● Dataset records:
/---

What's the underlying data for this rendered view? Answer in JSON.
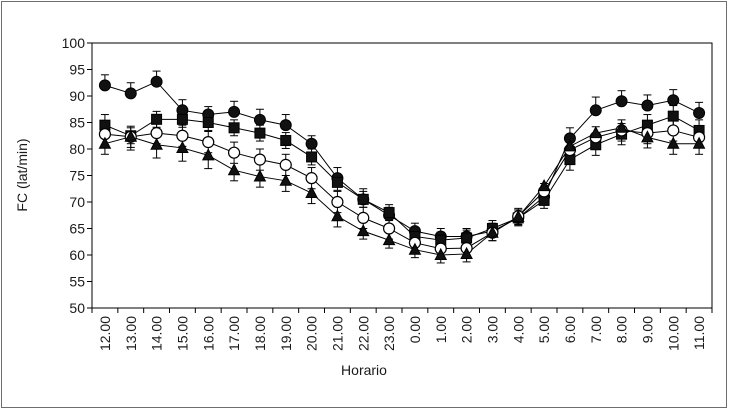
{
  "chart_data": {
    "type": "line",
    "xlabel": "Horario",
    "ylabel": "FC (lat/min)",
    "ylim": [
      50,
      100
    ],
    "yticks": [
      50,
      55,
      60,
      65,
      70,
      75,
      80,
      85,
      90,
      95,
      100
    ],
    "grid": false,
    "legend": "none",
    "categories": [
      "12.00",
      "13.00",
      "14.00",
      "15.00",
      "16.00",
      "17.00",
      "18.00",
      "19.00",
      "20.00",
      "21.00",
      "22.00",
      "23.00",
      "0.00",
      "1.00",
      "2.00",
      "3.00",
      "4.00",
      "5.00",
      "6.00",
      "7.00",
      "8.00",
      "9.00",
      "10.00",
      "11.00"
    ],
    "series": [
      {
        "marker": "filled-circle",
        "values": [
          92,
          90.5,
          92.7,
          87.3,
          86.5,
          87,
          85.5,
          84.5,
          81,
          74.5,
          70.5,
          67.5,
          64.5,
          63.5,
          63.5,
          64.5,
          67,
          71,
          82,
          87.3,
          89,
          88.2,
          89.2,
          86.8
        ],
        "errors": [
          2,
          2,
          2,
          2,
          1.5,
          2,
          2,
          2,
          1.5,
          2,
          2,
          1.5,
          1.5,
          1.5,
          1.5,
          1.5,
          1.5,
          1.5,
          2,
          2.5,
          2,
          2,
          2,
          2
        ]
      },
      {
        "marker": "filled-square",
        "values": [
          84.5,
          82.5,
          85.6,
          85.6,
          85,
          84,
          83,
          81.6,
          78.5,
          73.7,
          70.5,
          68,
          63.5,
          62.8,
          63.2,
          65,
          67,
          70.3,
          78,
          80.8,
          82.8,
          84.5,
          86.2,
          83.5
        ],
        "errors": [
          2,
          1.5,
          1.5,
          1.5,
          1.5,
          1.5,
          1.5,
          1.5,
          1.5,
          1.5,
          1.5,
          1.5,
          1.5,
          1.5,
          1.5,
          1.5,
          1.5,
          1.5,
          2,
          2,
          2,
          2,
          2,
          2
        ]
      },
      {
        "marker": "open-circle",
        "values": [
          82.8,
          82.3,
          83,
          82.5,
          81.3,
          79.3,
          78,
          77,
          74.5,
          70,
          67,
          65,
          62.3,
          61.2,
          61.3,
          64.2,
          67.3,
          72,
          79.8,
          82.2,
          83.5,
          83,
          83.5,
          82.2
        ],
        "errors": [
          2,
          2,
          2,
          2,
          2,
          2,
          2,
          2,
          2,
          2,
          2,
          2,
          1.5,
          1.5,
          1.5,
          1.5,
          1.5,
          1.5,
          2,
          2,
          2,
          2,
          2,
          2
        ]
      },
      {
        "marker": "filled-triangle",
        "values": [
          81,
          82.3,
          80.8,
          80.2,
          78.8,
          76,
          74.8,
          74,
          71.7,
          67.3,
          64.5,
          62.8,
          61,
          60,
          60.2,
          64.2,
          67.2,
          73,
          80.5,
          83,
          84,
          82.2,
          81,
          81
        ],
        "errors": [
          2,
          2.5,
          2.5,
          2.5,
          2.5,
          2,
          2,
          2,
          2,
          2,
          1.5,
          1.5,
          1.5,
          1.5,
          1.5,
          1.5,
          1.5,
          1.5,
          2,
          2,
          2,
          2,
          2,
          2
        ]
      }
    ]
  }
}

\---
/---

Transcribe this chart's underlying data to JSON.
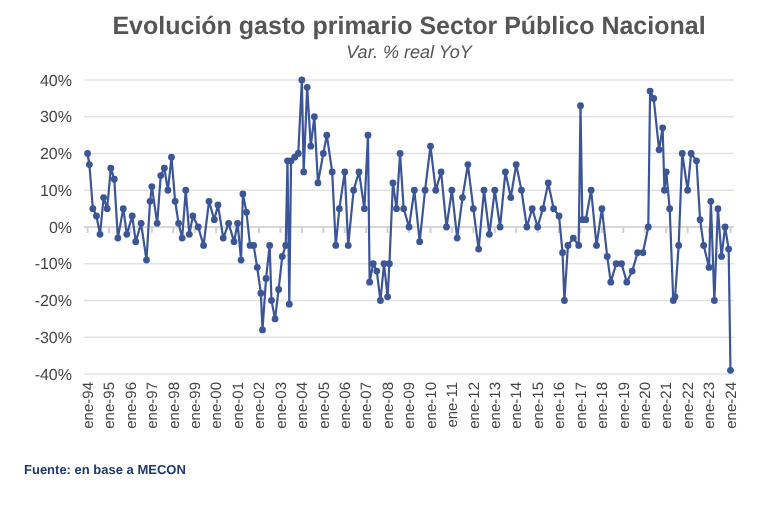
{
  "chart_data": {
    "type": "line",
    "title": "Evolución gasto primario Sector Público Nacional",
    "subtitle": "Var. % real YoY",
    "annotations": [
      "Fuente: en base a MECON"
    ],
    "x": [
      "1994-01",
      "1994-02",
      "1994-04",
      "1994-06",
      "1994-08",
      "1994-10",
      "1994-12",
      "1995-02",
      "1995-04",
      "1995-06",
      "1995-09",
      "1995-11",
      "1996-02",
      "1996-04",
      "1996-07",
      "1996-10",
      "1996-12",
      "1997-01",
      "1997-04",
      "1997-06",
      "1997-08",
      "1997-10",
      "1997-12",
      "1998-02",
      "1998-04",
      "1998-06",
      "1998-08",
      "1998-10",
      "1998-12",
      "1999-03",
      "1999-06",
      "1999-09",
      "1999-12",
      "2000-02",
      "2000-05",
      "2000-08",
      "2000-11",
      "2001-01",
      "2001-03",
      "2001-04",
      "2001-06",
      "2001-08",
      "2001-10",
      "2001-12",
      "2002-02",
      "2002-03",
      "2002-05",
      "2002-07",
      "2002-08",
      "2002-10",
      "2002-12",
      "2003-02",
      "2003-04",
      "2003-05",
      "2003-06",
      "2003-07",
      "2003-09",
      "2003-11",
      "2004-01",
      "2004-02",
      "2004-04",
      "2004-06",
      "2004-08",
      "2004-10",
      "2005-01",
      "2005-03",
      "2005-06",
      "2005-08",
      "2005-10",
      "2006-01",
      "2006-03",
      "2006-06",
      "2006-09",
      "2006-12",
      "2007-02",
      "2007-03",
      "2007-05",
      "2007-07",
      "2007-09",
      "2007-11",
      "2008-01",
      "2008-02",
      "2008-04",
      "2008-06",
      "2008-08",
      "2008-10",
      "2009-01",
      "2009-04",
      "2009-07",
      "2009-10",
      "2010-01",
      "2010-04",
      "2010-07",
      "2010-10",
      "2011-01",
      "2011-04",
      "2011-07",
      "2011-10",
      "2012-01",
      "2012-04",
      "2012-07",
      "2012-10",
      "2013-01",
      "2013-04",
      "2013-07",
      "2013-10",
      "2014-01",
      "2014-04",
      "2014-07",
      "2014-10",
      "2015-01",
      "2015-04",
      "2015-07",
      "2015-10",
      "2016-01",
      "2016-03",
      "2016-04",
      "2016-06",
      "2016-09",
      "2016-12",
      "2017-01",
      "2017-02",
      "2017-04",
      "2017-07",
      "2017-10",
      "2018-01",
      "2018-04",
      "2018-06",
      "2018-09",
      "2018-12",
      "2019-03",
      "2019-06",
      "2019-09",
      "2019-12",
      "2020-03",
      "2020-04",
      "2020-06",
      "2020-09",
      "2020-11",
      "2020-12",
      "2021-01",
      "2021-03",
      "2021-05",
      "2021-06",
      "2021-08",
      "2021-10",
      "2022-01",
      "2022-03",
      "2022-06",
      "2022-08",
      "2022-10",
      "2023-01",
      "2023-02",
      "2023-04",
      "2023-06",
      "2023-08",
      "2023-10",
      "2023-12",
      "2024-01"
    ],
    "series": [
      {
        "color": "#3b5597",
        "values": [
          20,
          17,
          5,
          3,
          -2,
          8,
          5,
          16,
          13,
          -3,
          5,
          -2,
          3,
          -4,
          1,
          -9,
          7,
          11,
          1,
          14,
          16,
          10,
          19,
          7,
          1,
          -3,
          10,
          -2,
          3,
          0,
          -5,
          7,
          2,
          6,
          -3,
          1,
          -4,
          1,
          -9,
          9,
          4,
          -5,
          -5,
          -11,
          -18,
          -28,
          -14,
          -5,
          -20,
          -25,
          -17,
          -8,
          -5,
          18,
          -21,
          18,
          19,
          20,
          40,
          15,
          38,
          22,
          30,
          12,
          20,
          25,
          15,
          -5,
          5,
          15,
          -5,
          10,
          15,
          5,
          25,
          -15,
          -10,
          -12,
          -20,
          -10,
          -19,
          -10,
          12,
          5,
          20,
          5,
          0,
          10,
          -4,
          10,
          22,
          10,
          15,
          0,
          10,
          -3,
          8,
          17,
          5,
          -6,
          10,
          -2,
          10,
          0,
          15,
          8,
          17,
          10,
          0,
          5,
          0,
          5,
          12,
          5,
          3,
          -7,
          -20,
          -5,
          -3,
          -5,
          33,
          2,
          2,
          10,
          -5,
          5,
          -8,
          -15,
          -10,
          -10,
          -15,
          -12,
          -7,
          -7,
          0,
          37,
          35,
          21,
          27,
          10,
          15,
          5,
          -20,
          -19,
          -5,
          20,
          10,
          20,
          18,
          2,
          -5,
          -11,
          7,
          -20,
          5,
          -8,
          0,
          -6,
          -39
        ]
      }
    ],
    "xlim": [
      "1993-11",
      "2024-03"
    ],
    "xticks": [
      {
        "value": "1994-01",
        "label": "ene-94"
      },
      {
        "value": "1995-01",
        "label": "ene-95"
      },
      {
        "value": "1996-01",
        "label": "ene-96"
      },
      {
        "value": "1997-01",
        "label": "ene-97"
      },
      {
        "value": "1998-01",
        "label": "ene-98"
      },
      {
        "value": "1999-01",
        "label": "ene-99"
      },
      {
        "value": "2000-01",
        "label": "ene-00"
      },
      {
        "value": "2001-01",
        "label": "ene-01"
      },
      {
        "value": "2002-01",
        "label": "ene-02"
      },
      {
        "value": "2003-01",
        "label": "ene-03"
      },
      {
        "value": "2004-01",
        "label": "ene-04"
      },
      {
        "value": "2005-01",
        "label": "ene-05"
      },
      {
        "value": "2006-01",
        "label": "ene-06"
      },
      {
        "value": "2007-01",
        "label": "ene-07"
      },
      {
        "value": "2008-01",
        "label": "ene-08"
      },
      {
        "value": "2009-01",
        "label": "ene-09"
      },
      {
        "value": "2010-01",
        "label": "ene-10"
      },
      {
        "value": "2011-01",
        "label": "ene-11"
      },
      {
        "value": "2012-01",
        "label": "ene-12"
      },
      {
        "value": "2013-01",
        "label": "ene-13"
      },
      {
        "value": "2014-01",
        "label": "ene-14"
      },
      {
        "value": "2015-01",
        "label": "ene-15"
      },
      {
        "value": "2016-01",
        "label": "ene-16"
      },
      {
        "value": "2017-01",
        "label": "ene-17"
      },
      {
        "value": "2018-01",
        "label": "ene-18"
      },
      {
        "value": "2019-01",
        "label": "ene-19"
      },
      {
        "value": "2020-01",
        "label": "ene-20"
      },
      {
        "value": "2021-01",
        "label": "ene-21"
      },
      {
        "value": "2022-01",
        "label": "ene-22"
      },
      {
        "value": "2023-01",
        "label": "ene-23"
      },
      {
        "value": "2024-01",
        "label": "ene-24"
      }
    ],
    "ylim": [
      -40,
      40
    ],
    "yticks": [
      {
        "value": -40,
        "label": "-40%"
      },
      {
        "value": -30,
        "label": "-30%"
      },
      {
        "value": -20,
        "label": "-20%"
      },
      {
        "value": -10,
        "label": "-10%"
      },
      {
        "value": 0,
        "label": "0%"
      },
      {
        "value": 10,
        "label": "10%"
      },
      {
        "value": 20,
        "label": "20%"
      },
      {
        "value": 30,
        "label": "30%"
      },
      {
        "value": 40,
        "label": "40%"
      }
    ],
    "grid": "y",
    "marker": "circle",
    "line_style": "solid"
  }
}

\---

● Problem requirements: Whenever "marker" turns up in a line, pick that line out.

● Answer to the task:
        "marker": "filled-circle",
        "marker": "filled-square",
        "marker": "open-circle",
        "marker": "filled-triangle",
    "marker": "circle",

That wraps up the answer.